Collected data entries
* * *
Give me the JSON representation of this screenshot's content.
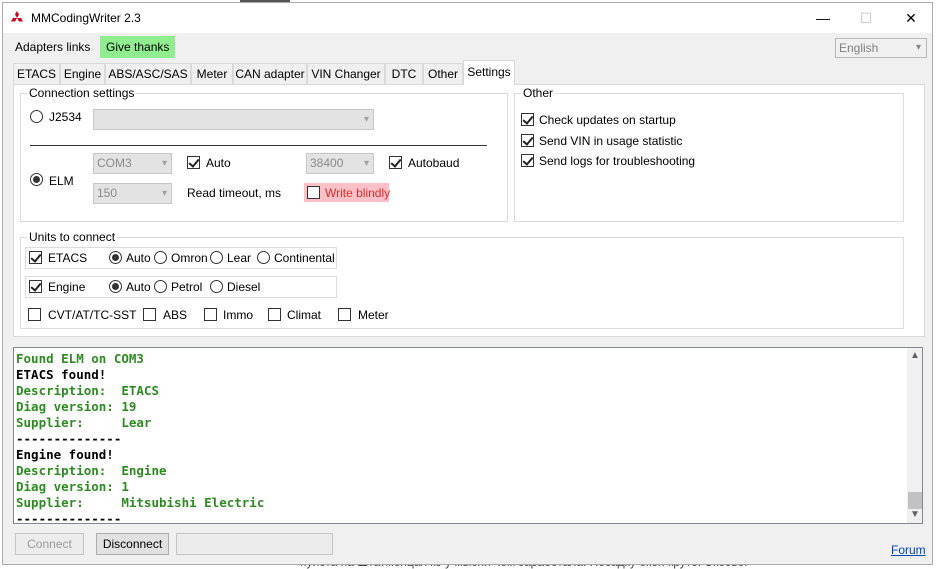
{
  "window": {
    "title": "MMCodingWriter 2.3",
    "controls": {
      "minimize": "—",
      "maximize": "☐",
      "close": "✕"
    }
  },
  "background": {
    "bottom_text": "пуйста на Штатмопцая кэ у мысни чем заработала. Посадку окоя круто: Эксово:"
  },
  "menu": {
    "adapters_links": "Adapters links",
    "give_thanks": "Give thanks",
    "language": "English"
  },
  "tabs": [
    "ETACS",
    "Engine",
    "ABS/ASC/SAS",
    "Meter",
    "CAN adapter",
    "VIN Changer",
    "DTC",
    "Other",
    "Settings"
  ],
  "active_tab": "Settings",
  "connection": {
    "title": "Connection settings",
    "j2534_label": "J2534",
    "j2534_selected": false,
    "j2534_device": "",
    "elm_label": "ELM",
    "elm_selected": true,
    "port": "COM3",
    "auto_label": "Auto",
    "auto_checked": true,
    "baud": "38400",
    "autobaud_label": "Autobaud",
    "autobaud_checked": true,
    "timeout": "150",
    "timeout_label": "Read timeout, ms",
    "write_blindly_label": "Write blindly",
    "write_blindly_checked": false
  },
  "other": {
    "title": "Other",
    "options": [
      {
        "label": "Check updates on startup",
        "checked": true
      },
      {
        "label": "Send VIN in usage statistic",
        "checked": true
      },
      {
        "label": "Send logs for troubleshooting",
        "checked": true
      }
    ]
  },
  "units": {
    "title": "Units to connect",
    "etacs": {
      "label": "ETACS",
      "checked": true,
      "options": [
        "Auto",
        "Omron",
        "Lear",
        "Continental"
      ],
      "selected": "Auto"
    },
    "engine": {
      "label": "Engine",
      "checked": true,
      "options": [
        "Auto",
        "Petrol",
        "Diesel"
      ],
      "selected": "Auto"
    },
    "extra": [
      {
        "label": "CVT/AT/TC-SST",
        "checked": false
      },
      {
        "label": "ABS",
        "checked": false
      },
      {
        "label": "Immo",
        "checked": false
      },
      {
        "label": "Climat",
        "checked": false
      },
      {
        "label": "Meter",
        "checked": false
      }
    ]
  },
  "log": [
    {
      "text": "Found ELM on COM3",
      "color": "#2e8b22"
    },
    {
      "text": "ETACS found!",
      "color": "#000000"
    },
    {
      "text": "Description:  ETACS",
      "color": "#2e8b22"
    },
    {
      "text": "Diag version: 19",
      "color": "#2e8b22"
    },
    {
      "text": "Supplier:     Lear",
      "color": "#2e8b22"
    },
    {
      "text": "--------------",
      "color": "#000000"
    },
    {
      "text": "Engine found!",
      "color": "#000000"
    },
    {
      "text": "Description:  Engine",
      "color": "#2e8b22"
    },
    {
      "text": "Diag version: 1",
      "color": "#2e8b22"
    },
    {
      "text": "Supplier:     Mitsubishi Electric",
      "color": "#2e8b22"
    },
    {
      "text": "--------------",
      "color": "#000000"
    }
  ],
  "footer": {
    "connect_label": "Connect",
    "connect_enabled": false,
    "disconnect_label": "Disconnect",
    "status_text": "",
    "forum_label": "Forum"
  },
  "colors": {
    "accent_green": "#90ee90",
    "warning_bg": "#ffb6c1",
    "warning_text": "#d32f2f",
    "log_green": "#2e8b22",
    "link_blue": "#0645ad",
    "logo_red": "#d0021b"
  },
  "icons": {
    "app": "mitsubishi-logo-icon",
    "dropdown": "chevron-down-icon",
    "scroll_up": "chevron-up-icon",
    "scroll_down": "chevron-down-icon"
  }
}
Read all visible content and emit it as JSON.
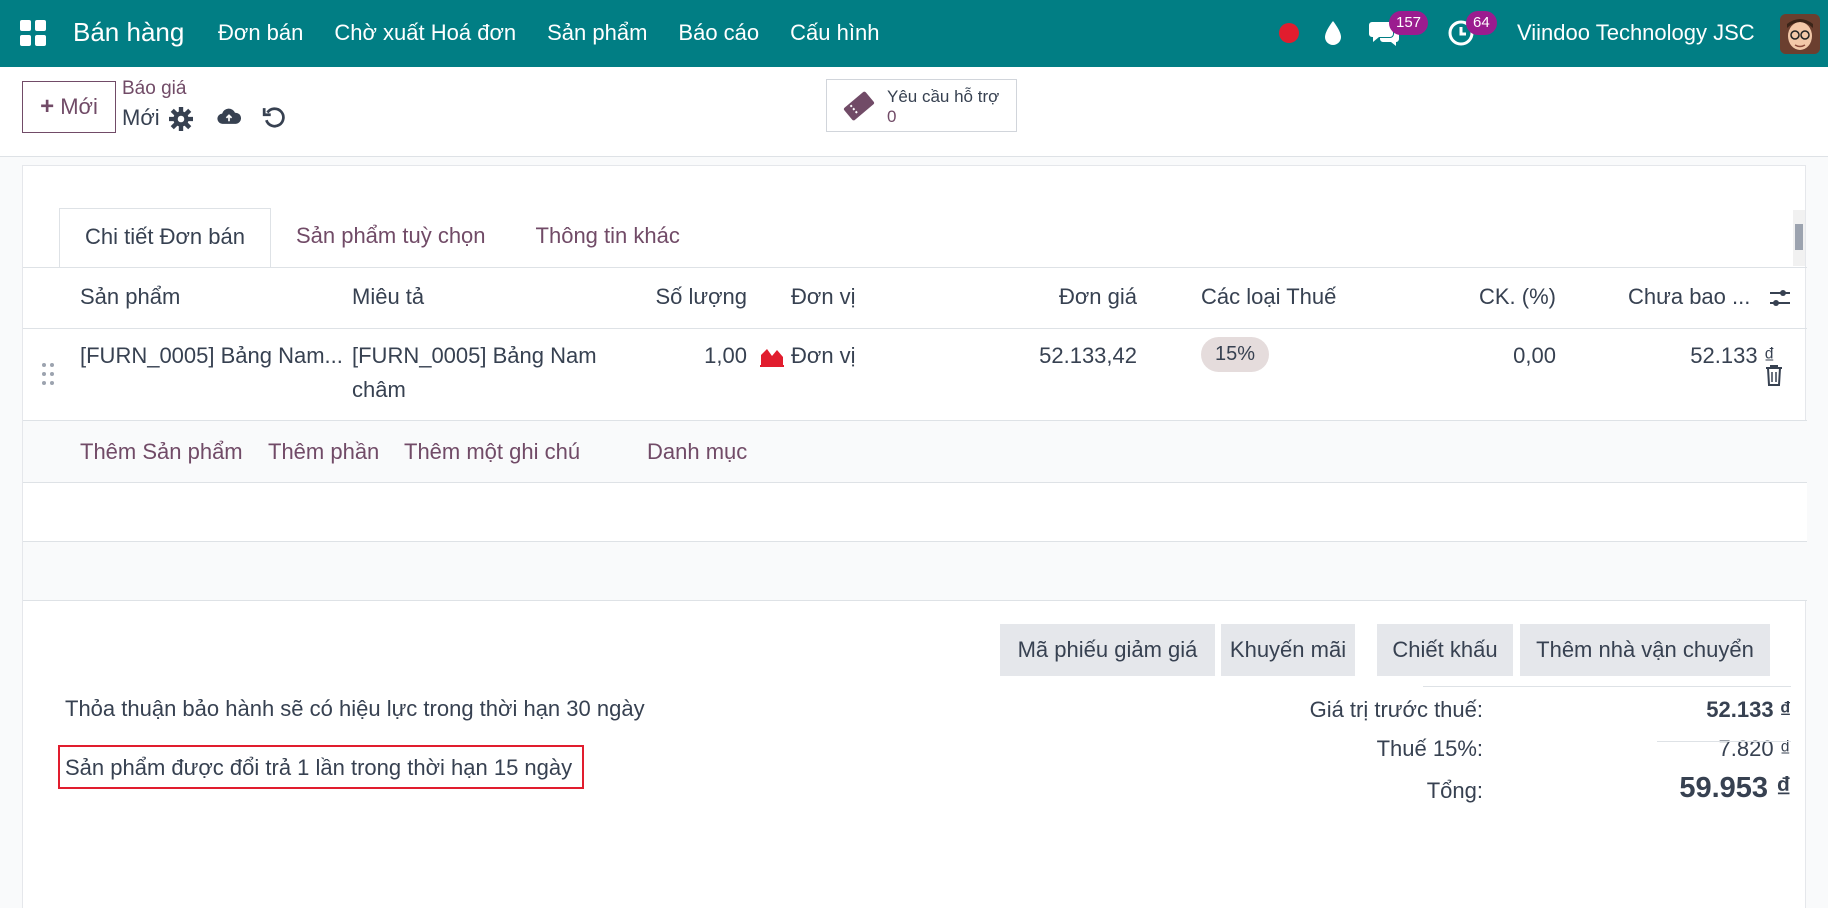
{
  "nav": {
    "app_name": "Bán hàng",
    "menu": [
      "Đơn bán",
      "Chờ xuất Hoá đơn",
      "Sản phẩm",
      "Báo cáo",
      "Cấu hình"
    ],
    "chat_count": "157",
    "activity_count": "64",
    "company": "Viindoo Technology JSC"
  },
  "control": {
    "new_label": "Mới",
    "breadcrumb_parent": "Báo giá",
    "breadcrumb_current": "Mới",
    "support_label": "Yêu cầu hỗ trợ",
    "support_count": "0"
  },
  "tabs": [
    "Chi tiết Đơn bán",
    "Sản phẩm tuỳ chọn",
    "Thông tin khác"
  ],
  "table": {
    "headers": [
      "Sản phẩm",
      "Miêu tả",
      "Số lượng",
      "Đơn vị",
      "Đơn giá",
      "Các loại Thuế",
      "CK. (%)",
      "Chưa bao ..."
    ],
    "row": {
      "product": "[FURN_0005] Bảng Nam...",
      "description_line1": "[FURN_0005] Bảng Nam",
      "description_line2": "châm",
      "quantity": "1,00",
      "uom": "Đơn vị",
      "unit_price": "52.133,42",
      "tax": "15%",
      "discount": "0,00",
      "subtotal": "52.133 ₫"
    },
    "add_links": [
      "Thêm Sản phẩm",
      "Thêm phần",
      "Thêm một ghi chú",
      "Danh mục"
    ]
  },
  "actions": [
    "Mã phiếu giảm giá",
    "Khuyến mãi",
    "Chiết khấu",
    "Thêm nhà vận chuyển"
  ],
  "notes": {
    "line1": "Thỏa thuận bảo hành sẽ có hiệu lực trong thời hạn 30 ngày",
    "line2": "Sản phẩm được đổi trả 1 lần trong thời hạn 15 ngày"
  },
  "totals": {
    "untaxed_label": "Giá trị trước thuế:",
    "untaxed_value": "52.133 ₫",
    "tax_label": "Thuế 15%:",
    "tax_value": "7.820 ₫",
    "total_label": "Tổng:",
    "total_value": "59.953 ₫"
  },
  "colors": {
    "nav_bg": "#017e84",
    "accent": "#714b67",
    "badge": "#9b1c8f",
    "highlight": "#e11d2e"
  }
}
* * *
• WHAT YOU WILL DO
The records above should be reproduced exactly, with no pictures included.

• WRITTEN SOLUTION
Give me the JSON representation of this screenshot's content.
{
  "window": {
    "title": "MMCodingWriter 2.3",
    "controls": {
      "minimize": "—",
      "maximize": "☐",
      "close": "✕"
    }
  },
  "background": {
    "bottom_text": "пуйста на Штатмопцая кэ у мысни чем заработала. Посадку окоя круто: Эксово:"
  },
  "menu": {
    "adapters_links": "Adapters links",
    "give_thanks": "Give thanks",
    "language": "English"
  },
  "tabs": [
    "ETACS",
    "Engine",
    "ABS/ASC/SAS",
    "Meter",
    "CAN adapter",
    "VIN Changer",
    "DTC",
    "Other",
    "Settings"
  ],
  "active_tab": "Settings",
  "connection": {
    "title": "Connection settings",
    "j2534_label": "J2534",
    "j2534_selected": false,
    "j2534_device": "",
    "elm_label": "ELM",
    "elm_selected": true,
    "port": "COM3",
    "auto_label": "Auto",
    "auto_checked": true,
    "baud": "38400",
    "autobaud_label": "Autobaud",
    "autobaud_checked": true,
    "timeout": "150",
    "timeout_label": "Read timeout, ms",
    "write_blindly_label": "Write blindly",
    "write_blindly_checked": false
  },
  "other": {
    "title": "Other",
    "options": [
      {
        "label": "Check updates on startup",
        "checked": true
      },
      {
        "label": "Send VIN in usage statistic",
        "checked": true
      },
      {
        "label": "Send logs for troubleshooting",
        "checked": true
      }
    ]
  },
  "units": {
    "title": "Units to connect",
    "etacs": {
      "label": "ETACS",
      "checked": true,
      "options": [
        "Auto",
        "Omron",
        "Lear",
        "Continental"
      ],
      "selected": "Auto"
    },
    "engine": {
      "label": "Engine",
      "checked": true,
      "options": [
        "Auto",
        "Petrol",
        "Diesel"
      ],
      "selected": "Auto"
    },
    "extra": [
      {
        "label": "CVT/AT/TC-SST",
        "checked": false
      },
      {
        "label": "ABS",
        "checked": false
      },
      {
        "label": "Immo",
        "checked": false
      },
      {
        "label": "Climat",
        "checked": false
      },
      {
        "label": "Meter",
        "checked": false
      }
    ]
  },
  "log": [
    {
      "text": "Found ELM on COM3",
      "color": "#2e8b22"
    },
    {
      "text": "ETACS found!",
      "color": "#000000"
    },
    {
      "text": "Description:  ETACS",
      "color": "#2e8b22"
    },
    {
      "text": "Diag version: 19",
      "color": "#2e8b22"
    },
    {
      "text": "Supplier:     Lear",
      "color": "#2e8b22"
    },
    {
      "text": "--------------",
      "color": "#000000"
    },
    {
      "text": "Engine found!",
      "color": "#000000"
    },
    {
      "text": "Description:  Engine",
      "color": "#2e8b22"
    },
    {
      "text": "Diag version: 1",
      "color": "#2e8b22"
    },
    {
      "text": "Supplier:     Mitsubishi Electric",
      "color": "#2e8b22"
    },
    {
      "text": "--------------",
      "color": "#000000"
    }
  ],
  "footer": {
    "connect_label": "Connect",
    "connect_enabled": false,
    "disconnect_label": "Disconnect",
    "status_text": "",
    "forum_label": "Forum"
  },
  "colors": {
    "accent_green": "#90ee90",
    "warning_bg": "#ffb6c1",
    "warning_text": "#d32f2f",
    "log_green": "#2e8b22",
    "link_blue": "#0645ad",
    "logo_red": "#d0021b"
  },
  "icons": {
    "app": "mitsubishi-logo-icon",
    "dropdown": "chevron-down-icon",
    "scroll_up": "chevron-up-icon",
    "scroll_down": "chevron-down-icon"
  }
}
Read all visible content and emit it as JSON.
{
  "nav": {
    "app_name": "Bán hàng",
    "menu": [
      "Đơn bán",
      "Chờ xuất Hoá đơn",
      "Sản phẩm",
      "Báo cáo",
      "Cấu hình"
    ],
    "chat_count": "157",
    "activity_count": "64",
    "company": "Viindoo Technology JSC"
  },
  "control": {
    "new_label": "Mới",
    "breadcrumb_parent": "Báo giá",
    "breadcrumb_current": "Mới",
    "support_label": "Yêu cầu hỗ trợ",
    "support_count": "0"
  },
  "tabs": [
    "Chi tiết Đơn bán",
    "Sản phẩm tuỳ chọn",
    "Thông tin khác"
  ],
  "table": {
    "headers": [
      "Sản phẩm",
      "Miêu tả",
      "Số lượng",
      "Đơn vị",
      "Đơn giá",
      "Các loại Thuế",
      "CK. (%)",
      "Chưa bao ..."
    ],
    "row": {
      "product": "[FURN_0005] Bảng Nam...",
      "description_line1": "[FURN_0005] Bảng Nam",
      "description_line2": "châm",
      "quantity": "1,00",
      "uom": "Đơn vị",
      "unit_price": "52.133,42",
      "tax": "15%",
      "discount": "0,00",
      "subtotal": "52.133 ₫"
    },
    "add_links": [
      "Thêm Sản phẩm",
      "Thêm phần",
      "Thêm một ghi chú",
      "Danh mục"
    ]
  },
  "actions": [
    "Mã phiếu giảm giá",
    "Khuyến mãi",
    "Chiết khấu",
    "Thêm nhà vận chuyển"
  ],
  "notes": {
    "line1": "Thỏa thuận bảo hành sẽ có hiệu lực trong thời hạn 30 ngày",
    "line2": "Sản phẩm được đổi trả 1 lần trong thời hạn 15 ngày"
  },
  "totals": {
    "untaxed_label": "Giá trị trước thuế:",
    "untaxed_value": "52.133 ₫",
    "tax_label": "Thuế 15%:",
    "tax_value": "7.820 ₫",
    "total_label": "Tổng:",
    "total_value": "59.953 ₫"
  },
  "colors": {
    "nav_bg": "#017e84",
    "accent": "#714b67",
    "badge": "#9b1c8f",
    "highlight": "#e11d2e"
  }
}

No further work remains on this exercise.